_PASSAGE SHOWN:_
********
[ 
https://issues.apache.org/jira/browse/JENA-1771?page=com.atlassian.jira.plugin.system.issuetabpanels:all-tabpanel
 ]

Shawn Smith updated JENA-1771:
------------------------------
    Description: 
It looks like Jena assumes that OpDistinct preserves order, but order is not 
preserved when spilling occurs. This is only a problem when the 
ARQ.spillToDiskThreshold setting has been configured.

Consider the following query:
{code:java}
PREFIX : <http://example.org/>
SELECT DISTINCT  *
WHERE
  { ?x  :p  ?v }
ORDER BY ASC(?v)
{code}
Here's the query plan for this query:
{code:java}
(distinct
  (order ((asc ?v))
    (bgp (triple ?x <http://example.org/p> ?v))))
{code}
Jena executes the ORDER BY ASC(?v) before the DISTINCT, relying on the SPARQL 
requirement:
{quote}The order of Distinct(Ψ) must preserve any ordering given by OrderBy.
{quote}
But, when spilling, QueryIterDistinct (which executes OpDistinct) creates a 
DistinctDataBag with a BindingComparator without any sort conditions. As a 
result, the DISTINCT operation sorts using "compareBindingsSyntactic()" and 
doesn't preserve the ORDER BY ASC(?v) requirement.

Note that some query plans will reorder the ORDER BY and DISTINCT, making 
things work correctly. For example, adding a LIMIT 5 clause to the query above 
results in a "(top (5 (asc ?v))" operation that doesn't suffer from the bug.

You can reproduce this by injecting the following into QueryTest.java then 
running the ARQTestRefEngine tests:
{code:java}
void runTestSelect(Query query, QueryExecution qe)
{
    qe.getContext().set(ARQ.spillToDiskThreshold, 4);   // add this line
    ...
{code}
For example, "ARQTestRefEngine -> Algebra optimizations -> 
QueryTest.opt-top-05" will fail with:
{code:java}
Query: 
PREFIX  :     <http://example/>

SELECT DISTINCT  *
WHERE
  { ?x  :p  ?v }
ORDER BY ASC(?v)
LIMIT   5

Got: 5 --------------------------------
-------------
| x    | v  |
=============
| :x1  | 1  |
| :x2  | 2  |
| :x10 | 10 |
| :x11 | 11 |
| :x12 | 12 |
-------------
Expected: 5 -----------------------------
------------
| x    | v |
============
| :x1  | 1 |
| :x2  | 2 |
| :x3  | 3 |
| :x3a | 3 |
| :x4  | 4 |
------------

junit.framework.AssertionFailedError: Results do not match
        at junit.framework.Assert.fail(Assert.java:57)
        at junit.framework.Assert.assertTrue(Assert.java:22)
        at junit.framework.TestCase.assertTrue(TestCase.java:192)
********
_Data listing:_
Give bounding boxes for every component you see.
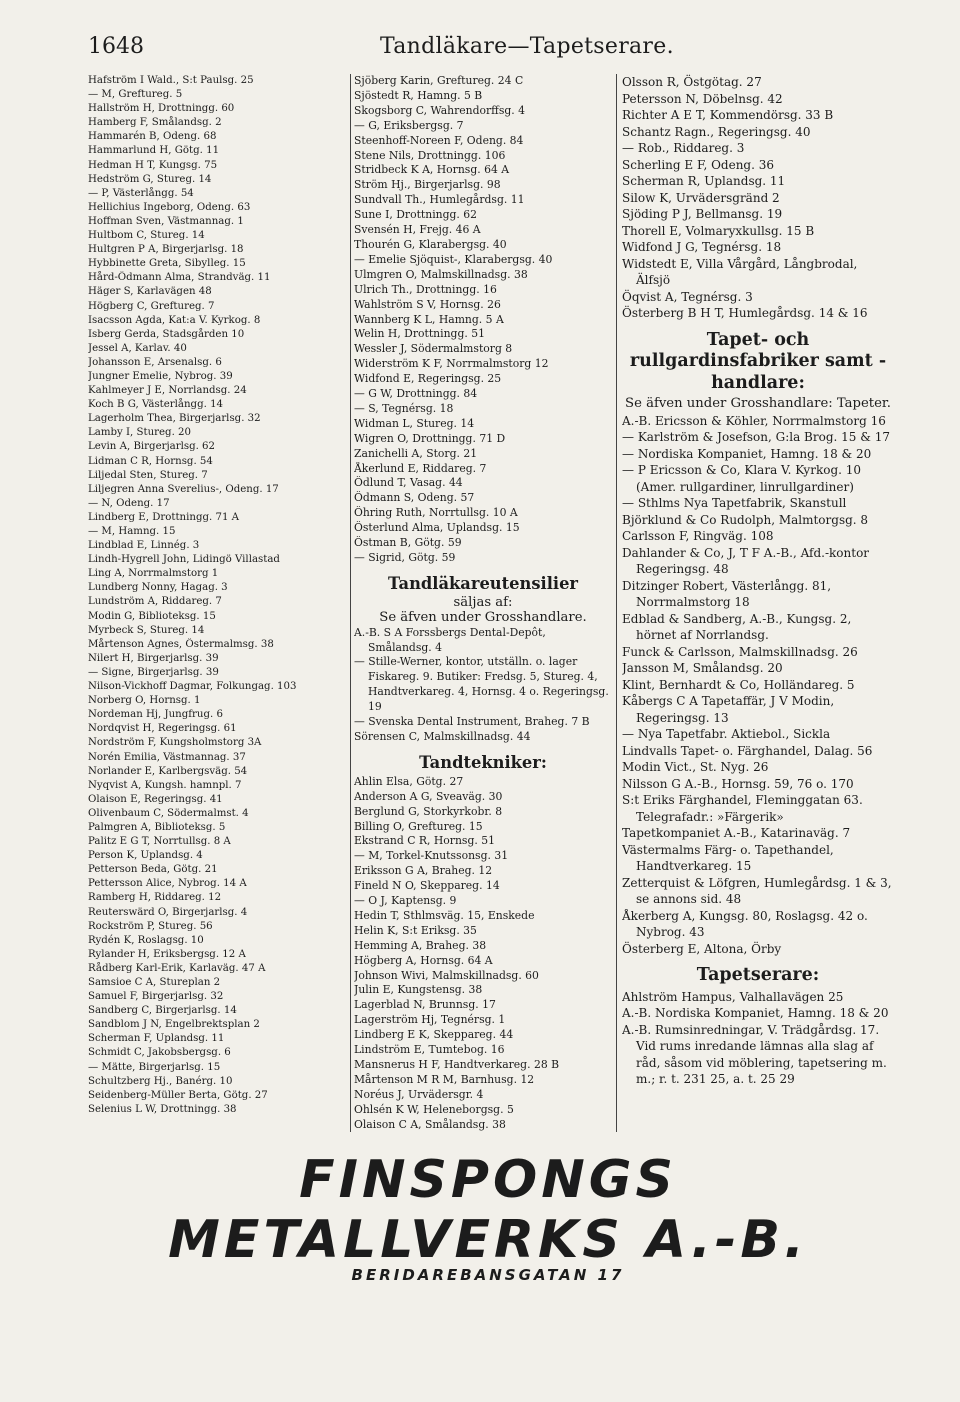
listing-entry: — Stille-Werner, kontor, utställn. o. lager Fiskareg. 9. Butiker: Fredsg. 5, Stureg. 4, Handtverkareg. 4, Hornsg. 4 o. Regeringsg. 19 bbox=[354, 655, 609, 714]
listing-entry: Thorell E, Volmaryxkullsg. 15 B bbox=[622, 223, 815, 238]
listing-entry: Berglund G, Storkyrkobr. 8 bbox=[354, 804, 503, 818]
listing-entry: Petterson Beda, Götg. 21 bbox=[88, 864, 218, 876]
listing-entry: Rydén K, Roslagsg. 10 bbox=[88, 934, 204, 946]
listing-entry: Hultbom C, Stureg. 14 bbox=[88, 230, 205, 242]
listing-entry: Scherman F, Uplandsg. 11 bbox=[88, 1033, 225, 1045]
listing-entry: Lidman C R, Hornsg. 54 bbox=[88, 455, 213, 467]
listing-entry: S:t Eriks Färghandel, Fleminggatan 63. Telegrafadr.: »Färgerik» bbox=[622, 793, 863, 824]
listing-entry: Mårtenson Agnes, Östermalmsg. 38 bbox=[88, 638, 274, 650]
listing-entry: — Nya Tapetfabr. Aktiebol., Sickla bbox=[622, 727, 831, 741]
listing-entry: Koch B G, Västerlångg. 14 bbox=[88, 399, 224, 411]
listing-entry: Schantz Ragn., Regeringsg. 40 bbox=[622, 124, 811, 139]
listing-entry: Sjöding P J, Bellmansg. 19 bbox=[622, 207, 783, 221]
listing-entry: Häger S, Karlavägen 48 bbox=[88, 286, 212, 298]
listing-group bbox=[354, 74, 612, 566]
listing-entry: Norberg O, Hornsg. 1 bbox=[88, 695, 201, 707]
listing-entry: — Sthlms Nya Tapetfabrik, Skanstull bbox=[622, 496, 847, 510]
listing-entry: — Sigrid, Götg. 59 bbox=[354, 551, 456, 564]
listing-entry: Ramberg H, Riddareg. 12 bbox=[88, 892, 222, 904]
advertisement bbox=[88, 1150, 888, 1284]
listing-entry: — Karlström & Josefson, G:la Brog. 15 & 17 bbox=[622, 430, 890, 444]
listing-entry: Ahlström Hampus, Valhallavägen 25 bbox=[622, 989, 844, 1004]
listing-entry: Widstedt E, Villa Vårgård, Långbrodal, Älfsjö bbox=[622, 256, 858, 287]
listing-entry: Norlander E, Karlbergsväg. 54 bbox=[88, 765, 248, 777]
section-subheading: säljas af: bbox=[453, 594, 513, 610]
listing-entry: — Svenska Dental Instrument, Braheg. 7 B bbox=[354, 715, 590, 729]
listing-entry: — Emelie Sjöquist-, Klarabergsg. 40 bbox=[354, 252, 553, 266]
listing-entry: Edblad & Sandberg, A.-B., Kungsg. 2, hörnet af Norrlandsg. bbox=[622, 611, 852, 642]
listing-entry: Nyqvist A, Kungsh. hamnpl. 7 bbox=[88, 779, 242, 791]
listing-entry: Österberg E, Altona, Örby bbox=[622, 941, 782, 956]
listing-entry: Rådberg Karl-Erik, Karlaväg. 47 A bbox=[88, 962, 266, 974]
listing-entry: Carlsson F, Ringväg. 108 bbox=[622, 529, 774, 543]
listing-entry: Hedin T, Sthlmsväg. 15, Enskede bbox=[354, 908, 535, 922]
listing-entry: — G, Eriksbergsg. 7 bbox=[354, 118, 464, 132]
listing-entry: Österlund Alma, Uplandsg. 15 bbox=[354, 521, 520, 535]
listing-entry: Widfond E, Regeringsg. 25 bbox=[354, 372, 502, 386]
listing-entry: Lamby I, Stureg. 20 bbox=[88, 427, 192, 439]
listing-entry: Lundberg Nonny, Hagag. 3 bbox=[88, 582, 228, 594]
listing-entry: — Signe, Birgerjarlsg. 39 bbox=[88, 666, 219, 678]
listing-entry: Lindberg E K, Skeppareg. 44 bbox=[354, 1028, 514, 1042]
listing-entry: Isacsson Agda, Kat:a V. Kyrkog. 8 bbox=[88, 314, 261, 326]
listing-entry: — Rob., Riddareg. 3 bbox=[622, 141, 745, 155]
listing-entry: Lundström A, Riddareg. 7 bbox=[88, 596, 222, 608]
listing-entry: Welin H, Drottningg. 51 bbox=[354, 327, 485, 341]
column-rule bbox=[616, 74, 617, 1132]
listing-entry: Modin Vict., St. Nyg. 26 bbox=[622, 760, 769, 774]
listing-entry: Samsioe C A, Stureplan 2 bbox=[88, 977, 221, 988]
listing-entry: Ohlsén K W, Heleneborgsg. 5 bbox=[354, 1102, 514, 1116]
listing-entry: Jessel A, Karlav. 40 bbox=[88, 342, 187, 354]
listing-entry: — N, Odeng. 17 bbox=[88, 497, 170, 509]
listing-entry: Eriksson G A, Braheg. 12 bbox=[354, 864, 493, 878]
listing-entry: Ahlin Elsa, Götg. 27 bbox=[354, 774, 464, 788]
listing-entry: Jungner Emelie, Nybrog. 39 bbox=[88, 370, 233, 382]
listing-entry: Myrbeck S, Stureg. 14 bbox=[88, 624, 205, 636]
listing-entry: Ulrich Th., Drottningg. 16 bbox=[354, 282, 497, 296]
listing-entry: Jansson M, Smålandsg. 20 bbox=[622, 661, 783, 675]
listing-entry: Rockström P, Stureg. 56 bbox=[88, 920, 213, 932]
listing-group bbox=[622, 413, 894, 958]
listing-entry: Högberg A, Hornsg. 64 A bbox=[354, 953, 493, 967]
listing-entry: Mårtenson M R M, Barnhusg. 12 bbox=[354, 1072, 535, 1086]
listing-entry: Modin G, Biblioteksg. 15 bbox=[88, 610, 216, 622]
listing-entry: Östman B, Götg. 59 bbox=[354, 536, 462, 550]
listing-entry: Lindström E, Tumtebog. 16 bbox=[354, 1043, 505, 1057]
listing-entry: Johnson Wivi, Malmskillnadsg. 60 bbox=[354, 968, 539, 982]
listing-entry: — S, Tegnérsg. 18 bbox=[354, 401, 454, 415]
listing-entry: Wahlström S V, Hornsg. 26 bbox=[354, 297, 501, 311]
listing-entry: Reuterswärd O, Birgerjarlsg. 4 bbox=[88, 906, 248, 918]
listing-entry: Sörensen C, Malmskillnadsg. 44 bbox=[354, 729, 531, 743]
listing-entry: Hammarén B, Odeng. 68 bbox=[88, 131, 217, 143]
listing-entry: Funck & Carlsson, Malmskillnadsg. 26 bbox=[622, 644, 858, 659]
listing-entry: Schmidt C, Jakobsbergsg. 6 bbox=[88, 1047, 231, 1059]
listing-entry: Stridbeck K A, Hornsg. 64 A bbox=[354, 163, 510, 177]
listing-entry: Nordström F, Kungsholmstorg 3A bbox=[88, 737, 262, 749]
listing-entry: Pettersson Alice, Nybrog. 14 A bbox=[88, 878, 247, 890]
listing-entry: Lindvalls Tapet- o. Färghandel, Dalag. 56 bbox=[622, 743, 873, 758]
listing-entry: Richter A E T, Kommendörsg. 33 B bbox=[622, 108, 834, 122]
listing-entry: — P, Västerlångg. 54 bbox=[88, 187, 194, 199]
listing-entry: Ödlund T, Vasag. 44 bbox=[354, 476, 463, 490]
listing-entry: Ulmgren O, Malmskillnadsg. 38 bbox=[354, 267, 528, 281]
listing-entry: Hemming A, Braheg. 38 bbox=[354, 938, 487, 952]
listing-entry: Scherling E F, Odeng. 36 bbox=[622, 157, 774, 172]
listing-entry: — M, Torkel-Knutssonsg. 31 bbox=[354, 849, 509, 863]
listing-entry: Öqvist A, Tegnérsg. 3 bbox=[622, 289, 753, 304]
section-heading-tapet: Tapet- och rullgardinsfabriker samt -handlare: bbox=[629, 329, 887, 393]
listing-entry: Åkerberg A, Kungsg. 80, Roslagsg. 42 o. Nybrog. 43 bbox=[622, 908, 868, 939]
listing-entry: Österberg B H T, Humlegårdsg. 14 & 16 bbox=[622, 306, 868, 320]
section-heading-tandtekniker: Tandtekniker: bbox=[419, 752, 547, 772]
listing-entry: Ödmann S, Odeng. 57 bbox=[354, 491, 475, 505]
listing-entry: Olaison C A, Smålandsg. 38 bbox=[354, 1117, 506, 1131]
advertisement-address: BERIDAREBANSGATAN 17 bbox=[351, 1266, 625, 1284]
column-1 bbox=[88, 74, 350, 1117]
listing-entry: Hammarlund H, Götg. 11 bbox=[88, 145, 220, 157]
listing-entry: Norén Emilia, Västmannag. 37 bbox=[88, 751, 246, 763]
listing-entry: Klint, Bernhardt & Co, Holländareg. 5 bbox=[622, 677, 855, 692]
listing-entry: Ditzinger Robert, Västerlångg. 81, Norrmalmstorg 18 bbox=[622, 578, 832, 609]
listing-entry: Hård-Ödmann Alma, Strandväg. 11 bbox=[88, 272, 271, 284]
column-rule bbox=[350, 74, 351, 1132]
listing-entry: Sandberg C, Birgerjarlsg. 14 bbox=[88, 1005, 237, 1017]
listing-entry: Sjöberg Karin, Greftureg. 24 C bbox=[354, 74, 524, 87]
listing-entry: A.-B. S A Forssbergs Dental-Depôt, Smålandsg. 4 bbox=[354, 625, 546, 654]
listing-entry: Lindh-Hygrell John, Lidingö Villastad bbox=[88, 554, 280, 566]
listing-entry: Fineld N O, Skeppareg. 14 bbox=[354, 879, 500, 893]
listing-entry: Hallström H, Drottningg. 60 bbox=[88, 103, 235, 115]
listing-entry: Zanichelli A, Storg. 21 bbox=[354, 446, 478, 460]
listing-entry: Mansnerus H F, Handtverkareg. 28 B bbox=[354, 1058, 560, 1071]
listing-entry: — M, Hamng. 15 bbox=[88, 526, 176, 537]
listing-entry: Isberg Gerda, Stadsgården 10 bbox=[88, 328, 245, 340]
listing-entry: Schultzberg Hj., Banérg. 10 bbox=[88, 1075, 233, 1087]
listing-entry: Nordeman Hj, Jungfrug. 6 bbox=[88, 709, 223, 721]
listing-entry: Widman L, Stureg. 14 bbox=[354, 416, 475, 430]
listing-entry: Thourén G, Klarabergsg. 40 bbox=[354, 237, 507, 251]
section-note: Se äfven under Grosshandlare: Tapeter. bbox=[625, 396, 891, 411]
page-number: 1648 bbox=[88, 34, 144, 59]
listing-entry: — P Ericsson & Co, Klara V. Kyrkog. 10 (Amer. rullgardiner, linrullgardiner) bbox=[622, 463, 862, 494]
listing-entry: Hybbinette Greta, Sibylleg. 15 bbox=[88, 258, 246, 270]
column-2 bbox=[354, 74, 612, 1133]
listing-entry: Västermalms Färg- o. Tapethandel, Handtverkareg. 15 bbox=[622, 842, 834, 873]
listing-entry: Petersson N, Döbelnsg. 42 bbox=[622, 91, 783, 106]
listing-entry: Person K, Uplandsg. 4 bbox=[88, 850, 203, 862]
listing-entry: Lindberg E, Drottningg. 71 A bbox=[88, 511, 240, 523]
listing-entry: Julin E, Kungstensg. 38 bbox=[354, 983, 483, 997]
listing-entry: Sandblom J N, Engelbrektsplan 2 bbox=[88, 1019, 260, 1031]
listing-entry: Liljedal Sten, Stureg. 7 bbox=[88, 469, 208, 481]
listing-entry: Stene Nils, Drottningg. 106 bbox=[354, 148, 506, 162]
listing-entry: Hultgren P A, Birgerjarlsg. 18 bbox=[88, 244, 244, 256]
listing-entry: Åkerlund E, Riddareg. 7 bbox=[354, 461, 487, 475]
listing-entry: Lagerström Hj, Tegnérsg. 1 bbox=[354, 1013, 506, 1027]
page-header bbox=[88, 34, 900, 70]
listing-entry: Wessler J, Södermalmstorg 8 bbox=[354, 342, 513, 356]
listing-entry: Kåbergs C A Tapetaffär, J V Modin, Regeringsg. 13 bbox=[622, 694, 835, 725]
listing-group bbox=[354, 775, 612, 1133]
listing-entry: Hedman H T, Kungsg. 75 bbox=[88, 159, 218, 171]
listing-entry: Hedström G, Stureg. 14 bbox=[88, 173, 212, 185]
listing-entry: Björklund & Co Rudolph, Malmtorgsg. 8 bbox=[622, 512, 869, 527]
listing-entry: Nordqvist H, Regeringsg. 61 bbox=[88, 723, 237, 735]
listing-entry: Samuel F, Birgerjarlsg. 32 bbox=[88, 991, 224, 1003]
listing-entry: Liljegren Anna Sverelius-, Odeng. 17 bbox=[88, 483, 279, 495]
listing-entry: Dahlander & Co, J, T F A.-B., Afd.-kontor Regeringsg. 48 bbox=[622, 545, 870, 576]
listing-entry: Lagerblad N, Brunnsg. 17 bbox=[354, 998, 496, 1012]
listing-entry: Olivenbaum C, Södermalmst. 4 bbox=[88, 807, 249, 819]
listing-entry: Wannberg K L, Hamng. 5 A bbox=[354, 312, 504, 326]
section-note: Se äfven under Grosshandlare. bbox=[379, 609, 587, 625]
listing-entry: Rylander H, Eriksbergsg. 12 A bbox=[88, 948, 246, 960]
listing-entry: Seidenberg-Müller Berta, Götg. 27 bbox=[88, 1089, 268, 1101]
listing-entry: Widerström K F, Norrmalmstorg 12 bbox=[354, 357, 549, 371]
listing-entry: Tapetkompaniet A.-B., Katarinaväg. 7 bbox=[622, 826, 851, 840]
listing-entry: — G W, Drottningg. 84 bbox=[354, 387, 478, 401]
listing-entry: Skogsborg C, Wahrendorffsg. 4 bbox=[354, 103, 526, 117]
listing-entry: Högberg C, Greftureg. 7 bbox=[88, 300, 215, 312]
listing-entry: Svensén H, Frejg. 46 A bbox=[354, 223, 481, 237]
listing-entry: Helin K, S:t Eriksg. 35 bbox=[354, 923, 477, 937]
listing-entry: Anderson A G, Sveaväg. 30 bbox=[354, 789, 503, 803]
listing-group bbox=[354, 626, 612, 745]
listing-entry: Öhring Ruth, Norrtullsg. 10 A bbox=[354, 506, 518, 520]
listing-entry: Ekstrand C R, Hornsg. 51 bbox=[354, 834, 495, 848]
listing-group bbox=[622, 989, 894, 1088]
listing-entry: Nilson-Vickhoff Dagmar, Folkungag. 103 bbox=[88, 681, 297, 693]
section-heading-tandlakareutensilier: Tandläkareutensilier bbox=[387, 573, 579, 593]
listing-entry: Kahlmeyer J E, Norrlandsg. 24 bbox=[88, 385, 247, 397]
listing-entry: Billing O, Greftureg. 15 bbox=[354, 819, 483, 833]
listing-entry: Lindblad E, Linnég. 3 bbox=[88, 540, 200, 552]
listing-entry: Sune I, Drottningg. 62 bbox=[354, 208, 478, 222]
listing-entry: Selenius L W, Drottningg. 38 bbox=[88, 1103, 237, 1115]
listing-entry: — Mätte, Birgerjarlsg. 15 bbox=[88, 1061, 221, 1073]
listing-entry: Johansson E, Arsenalsg. 6 bbox=[88, 356, 222, 368]
listing-entry: Scherman R, Uplandsg. 11 bbox=[622, 174, 786, 188]
column-3 bbox=[622, 74, 894, 1088]
listing-entry: Olaison E, Regeringsg. 41 bbox=[88, 793, 223, 805]
listing-entry: Noréus J, Urvädersgr. 4 bbox=[354, 1087, 484, 1101]
listing-entry: — Nordiska Kompaniet, Hamng. 18 & 20 bbox=[622, 446, 872, 461]
listing-entry: Hamberg F, Smålandsg. 2 bbox=[88, 117, 222, 129]
listing-entry: Sundvall Th., Humlegårdsg. 11 bbox=[354, 193, 525, 207]
running-head: Tandläkare—Tapetserare. bbox=[380, 34, 674, 59]
listing-entry: Silow K, Urvädersgränd 2 bbox=[622, 190, 780, 205]
listing-entry: Nilsson G A.-B., Hornsg. 59, 76 o. 170 bbox=[622, 776, 854, 791]
listing-entry: Ström Hj., Birgerjarlsg. 98 bbox=[354, 178, 501, 192]
listing-entry: Levin A, Birgerjarlsg. 62 bbox=[88, 441, 216, 453]
listing-entry: A.-B. Ericsson & Köhler, Norrmalmstorg 16 bbox=[622, 413, 886, 428]
listing-entry: Hafström I Wald., S:t Paulsg. 25 bbox=[88, 75, 254, 86]
listing-entry: — M, Greftureg. 5 bbox=[88, 89, 183, 101]
listing-entry: Widfond J G, Tegnérsg. 18 bbox=[622, 240, 782, 254]
listing-entry: Palmgren A, Biblioteksg. 5 bbox=[88, 821, 226, 833]
listing-entry: Sjöstedt R, Hamng. 5 B bbox=[354, 88, 483, 102]
listing-entry: Wigren O, Drottningg. 71 D bbox=[354, 431, 506, 445]
listing-entry: Zetterquist & Löfgren, Humlegårdsg. 1 & 3, se annons sid. 48 bbox=[622, 875, 892, 906]
listing-entry: Nilert H, Birgerjarlsg. 39 bbox=[88, 652, 219, 664]
listing-entry: Steenhoff-Noreen F, Odeng. 84 bbox=[354, 133, 524, 147]
listing-entry: Hoffman Sven, Västmannag. 1 bbox=[88, 215, 244, 227]
listing-entry: Palitz E G T, Norrtullsg. 8 A bbox=[88, 836, 231, 848]
listing-entry: Hellichius Ingeborg, Odeng. 63 bbox=[88, 201, 251, 213]
listing-group bbox=[622, 74, 894, 322]
listing-entry: Olsson R, Östgötag. 27 bbox=[622, 75, 762, 89]
advertisement-title: FINSPONGS METALLVERKS A.-B. bbox=[168, 1150, 808, 1270]
section-heading-tapetserare: Tapetserare: bbox=[696, 965, 820, 985]
listing-entry: Ling A, Norrmalmstorg 1 bbox=[88, 568, 219, 580]
listing-entry: — O J, Kaptensg. 9 bbox=[354, 894, 457, 908]
listing-entry: A.-B. Nordiska Kompaniet, Hamng. 18 & 20 bbox=[622, 1006, 889, 1020]
listing-entry: Lagerholm Thea, Birgerjarlsg. 32 bbox=[88, 413, 261, 425]
listing-entry: A.-B. Rumsinredningar, V. Trädgårdsg. 17. Vid rums inredande lämnas alla slag af råd, såsom vid möblering, tapetsering m. m.; r. t. 231 25, a. t. 25 29 bbox=[622, 1022, 887, 1086]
********
_GIVEN PROBLEM 1:_
Answer these questions using the JENA-1771 issue description:
(a) Which setting must be configured for the problem to occur?
(b) Which method does the DISTINCT operation use for sorting when spilling occurs?
(c) To what value does the line injected into runTestSelect set the spill threshold?
_GIVEN PROBLEM 2:_ Resume the JENA-1771 issue description from its last line shown.
The records in the data listing stand apart from the issue description and have no connection to it.

_FINAL ANSWER 1:_
(a) ARQ.spillToDiskThreshold
(b) compareBindingsSyntactic()
(c) 4

_FINAL ANSWER 2:_
        at 
org.apache.jena.sparql.junit.QueryTest.runTestSelect(QueryTest.java:284)
        at 
org.apache.jena.sparql.junit.QueryTest.runTestForReal(QueryTest.java:201)
        at 
org.apache.jena.sparql.junit.EarlTestCase.runTest(EarlTestCase.java:88)
        at junit.framework.TestCase.runBare(TestCase.java:141)
        at junit.framework.TestResult$1.protect(TestResult.java:122)
        at junit.framework.TestResult.runProtected(TestResult.java:142)
        at junit.framework.TestResult.run(TestResult.java:125)
        at junit.framework.TestCase.run(TestCase.java:129)
{code}

  was:
It looks like Jena assumes that OpDistinct preserves order, but order is not 
preserved when spilling occurs. This is only a problem when the 
ARQ.spillToDiskThreshold setting has been configured.

Consider the following query:
{code:java}
PREFIX : <http://example.org/>
SELECT DISTINCT  *
WHERE
  { ?x  :p  ?v }
ORDER BY ASC(?v)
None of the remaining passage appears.